Gather every line in the records below that contains the word "level".

begin Record list

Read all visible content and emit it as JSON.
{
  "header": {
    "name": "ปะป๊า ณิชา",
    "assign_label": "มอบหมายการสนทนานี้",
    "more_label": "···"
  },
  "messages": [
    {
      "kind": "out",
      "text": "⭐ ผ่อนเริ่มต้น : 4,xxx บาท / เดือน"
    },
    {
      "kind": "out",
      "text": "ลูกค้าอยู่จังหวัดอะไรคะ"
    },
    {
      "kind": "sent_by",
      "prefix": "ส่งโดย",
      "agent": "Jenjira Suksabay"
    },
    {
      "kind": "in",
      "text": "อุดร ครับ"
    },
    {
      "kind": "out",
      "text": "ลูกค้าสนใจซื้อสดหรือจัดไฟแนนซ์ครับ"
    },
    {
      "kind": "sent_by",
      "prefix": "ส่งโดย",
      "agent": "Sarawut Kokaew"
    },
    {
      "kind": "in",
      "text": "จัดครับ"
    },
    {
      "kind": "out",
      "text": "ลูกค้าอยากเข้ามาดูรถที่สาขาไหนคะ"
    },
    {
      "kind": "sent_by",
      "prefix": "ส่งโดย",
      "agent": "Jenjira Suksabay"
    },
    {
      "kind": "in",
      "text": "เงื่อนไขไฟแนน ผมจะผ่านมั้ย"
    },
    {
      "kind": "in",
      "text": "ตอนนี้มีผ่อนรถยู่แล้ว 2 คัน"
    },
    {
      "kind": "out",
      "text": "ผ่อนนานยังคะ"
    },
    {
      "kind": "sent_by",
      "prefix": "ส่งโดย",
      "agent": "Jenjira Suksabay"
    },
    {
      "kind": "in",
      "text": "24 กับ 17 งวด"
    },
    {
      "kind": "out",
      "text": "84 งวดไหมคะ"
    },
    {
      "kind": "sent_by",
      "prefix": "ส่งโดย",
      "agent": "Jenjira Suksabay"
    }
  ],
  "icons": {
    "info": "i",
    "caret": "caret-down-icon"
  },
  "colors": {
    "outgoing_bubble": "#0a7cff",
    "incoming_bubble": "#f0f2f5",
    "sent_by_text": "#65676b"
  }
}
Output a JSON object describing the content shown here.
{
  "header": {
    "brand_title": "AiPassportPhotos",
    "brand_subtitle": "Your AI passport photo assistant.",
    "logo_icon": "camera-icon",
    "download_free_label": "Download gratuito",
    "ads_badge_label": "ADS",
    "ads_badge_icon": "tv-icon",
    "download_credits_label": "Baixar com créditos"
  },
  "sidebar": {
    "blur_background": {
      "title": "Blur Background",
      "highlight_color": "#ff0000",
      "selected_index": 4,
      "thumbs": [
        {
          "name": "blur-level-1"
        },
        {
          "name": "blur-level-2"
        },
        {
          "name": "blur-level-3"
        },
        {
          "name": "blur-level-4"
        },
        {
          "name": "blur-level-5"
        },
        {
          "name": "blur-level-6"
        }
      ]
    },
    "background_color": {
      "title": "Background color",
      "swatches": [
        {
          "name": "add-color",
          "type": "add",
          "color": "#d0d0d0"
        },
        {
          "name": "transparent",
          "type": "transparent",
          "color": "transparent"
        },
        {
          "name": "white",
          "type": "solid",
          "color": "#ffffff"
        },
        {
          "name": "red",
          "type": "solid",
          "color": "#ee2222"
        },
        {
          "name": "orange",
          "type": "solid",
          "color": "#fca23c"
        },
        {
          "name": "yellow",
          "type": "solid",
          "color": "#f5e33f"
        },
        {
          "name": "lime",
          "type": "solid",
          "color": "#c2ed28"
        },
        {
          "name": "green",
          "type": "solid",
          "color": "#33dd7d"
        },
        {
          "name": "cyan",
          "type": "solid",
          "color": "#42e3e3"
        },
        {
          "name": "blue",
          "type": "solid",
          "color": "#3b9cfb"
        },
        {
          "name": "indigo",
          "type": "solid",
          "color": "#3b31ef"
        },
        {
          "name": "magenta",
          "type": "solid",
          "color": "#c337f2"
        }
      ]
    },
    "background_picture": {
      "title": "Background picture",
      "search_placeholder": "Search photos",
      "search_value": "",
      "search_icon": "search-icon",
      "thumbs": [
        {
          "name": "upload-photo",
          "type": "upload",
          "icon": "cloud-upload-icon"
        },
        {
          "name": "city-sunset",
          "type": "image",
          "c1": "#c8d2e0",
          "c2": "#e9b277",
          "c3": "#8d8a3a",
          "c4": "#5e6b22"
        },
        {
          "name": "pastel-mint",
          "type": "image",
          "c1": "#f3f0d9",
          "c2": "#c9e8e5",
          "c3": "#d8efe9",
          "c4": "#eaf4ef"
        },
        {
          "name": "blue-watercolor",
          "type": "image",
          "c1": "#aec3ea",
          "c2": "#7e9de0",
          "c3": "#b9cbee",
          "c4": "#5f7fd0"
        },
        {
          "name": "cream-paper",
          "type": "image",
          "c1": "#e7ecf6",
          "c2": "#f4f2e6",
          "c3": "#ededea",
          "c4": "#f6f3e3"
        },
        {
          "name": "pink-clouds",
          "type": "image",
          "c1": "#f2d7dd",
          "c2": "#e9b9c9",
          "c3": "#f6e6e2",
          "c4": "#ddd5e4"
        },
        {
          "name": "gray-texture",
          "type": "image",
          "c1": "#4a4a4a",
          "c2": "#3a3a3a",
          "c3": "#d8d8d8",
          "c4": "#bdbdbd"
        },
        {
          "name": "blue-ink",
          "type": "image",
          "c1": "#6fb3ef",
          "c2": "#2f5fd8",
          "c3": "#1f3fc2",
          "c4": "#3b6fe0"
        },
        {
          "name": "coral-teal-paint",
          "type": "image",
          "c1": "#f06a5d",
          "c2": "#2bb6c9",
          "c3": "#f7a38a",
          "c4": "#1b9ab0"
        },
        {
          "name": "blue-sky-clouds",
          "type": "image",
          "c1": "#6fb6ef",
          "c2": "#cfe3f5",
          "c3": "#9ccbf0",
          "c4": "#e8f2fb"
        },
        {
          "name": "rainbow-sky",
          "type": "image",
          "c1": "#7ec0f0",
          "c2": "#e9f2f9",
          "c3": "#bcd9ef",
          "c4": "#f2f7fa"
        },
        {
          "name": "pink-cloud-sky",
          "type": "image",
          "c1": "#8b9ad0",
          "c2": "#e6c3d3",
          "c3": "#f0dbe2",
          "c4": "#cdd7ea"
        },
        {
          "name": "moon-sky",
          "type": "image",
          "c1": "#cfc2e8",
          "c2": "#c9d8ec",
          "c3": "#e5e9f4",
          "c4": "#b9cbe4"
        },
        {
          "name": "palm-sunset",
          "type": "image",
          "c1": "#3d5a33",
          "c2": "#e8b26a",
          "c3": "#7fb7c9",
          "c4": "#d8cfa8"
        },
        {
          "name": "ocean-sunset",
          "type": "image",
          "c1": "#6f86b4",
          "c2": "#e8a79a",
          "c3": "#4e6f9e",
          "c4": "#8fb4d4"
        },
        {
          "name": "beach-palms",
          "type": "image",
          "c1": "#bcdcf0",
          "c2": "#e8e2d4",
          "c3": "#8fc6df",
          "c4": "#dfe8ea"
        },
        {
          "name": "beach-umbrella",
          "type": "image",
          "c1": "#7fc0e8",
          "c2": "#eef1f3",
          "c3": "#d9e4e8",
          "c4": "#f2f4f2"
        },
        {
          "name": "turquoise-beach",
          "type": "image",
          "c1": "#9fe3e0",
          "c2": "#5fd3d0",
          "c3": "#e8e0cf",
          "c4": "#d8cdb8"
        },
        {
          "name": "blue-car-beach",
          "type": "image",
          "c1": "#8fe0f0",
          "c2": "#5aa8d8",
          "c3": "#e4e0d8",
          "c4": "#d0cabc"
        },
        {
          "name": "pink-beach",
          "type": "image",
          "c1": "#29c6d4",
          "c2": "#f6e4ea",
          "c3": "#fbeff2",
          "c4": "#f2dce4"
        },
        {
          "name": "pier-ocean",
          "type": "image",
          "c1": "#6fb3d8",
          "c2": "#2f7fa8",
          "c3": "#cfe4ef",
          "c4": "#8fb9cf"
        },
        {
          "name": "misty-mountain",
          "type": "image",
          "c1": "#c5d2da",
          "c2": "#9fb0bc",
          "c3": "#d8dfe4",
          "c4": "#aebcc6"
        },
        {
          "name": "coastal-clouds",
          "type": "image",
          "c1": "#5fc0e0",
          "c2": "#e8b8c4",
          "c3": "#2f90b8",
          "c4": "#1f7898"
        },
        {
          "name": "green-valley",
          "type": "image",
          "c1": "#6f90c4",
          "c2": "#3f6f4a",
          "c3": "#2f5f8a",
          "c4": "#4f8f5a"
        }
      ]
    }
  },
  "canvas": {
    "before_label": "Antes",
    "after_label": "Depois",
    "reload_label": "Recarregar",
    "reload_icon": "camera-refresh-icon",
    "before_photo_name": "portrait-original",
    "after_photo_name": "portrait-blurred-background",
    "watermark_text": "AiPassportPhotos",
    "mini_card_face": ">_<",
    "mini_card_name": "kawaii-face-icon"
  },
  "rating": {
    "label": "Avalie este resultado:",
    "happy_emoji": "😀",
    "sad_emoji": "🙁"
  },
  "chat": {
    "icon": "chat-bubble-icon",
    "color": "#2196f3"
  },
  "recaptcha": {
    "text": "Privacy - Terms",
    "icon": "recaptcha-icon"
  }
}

end Record list

**Problem solution:**
          "name": "blur-level-1"
          "name": "blur-level-2"
          "name": "blur-level-3"
          "name": "blur-level-4"
          "name": "blur-level-5"
          "name": "blur-level-6"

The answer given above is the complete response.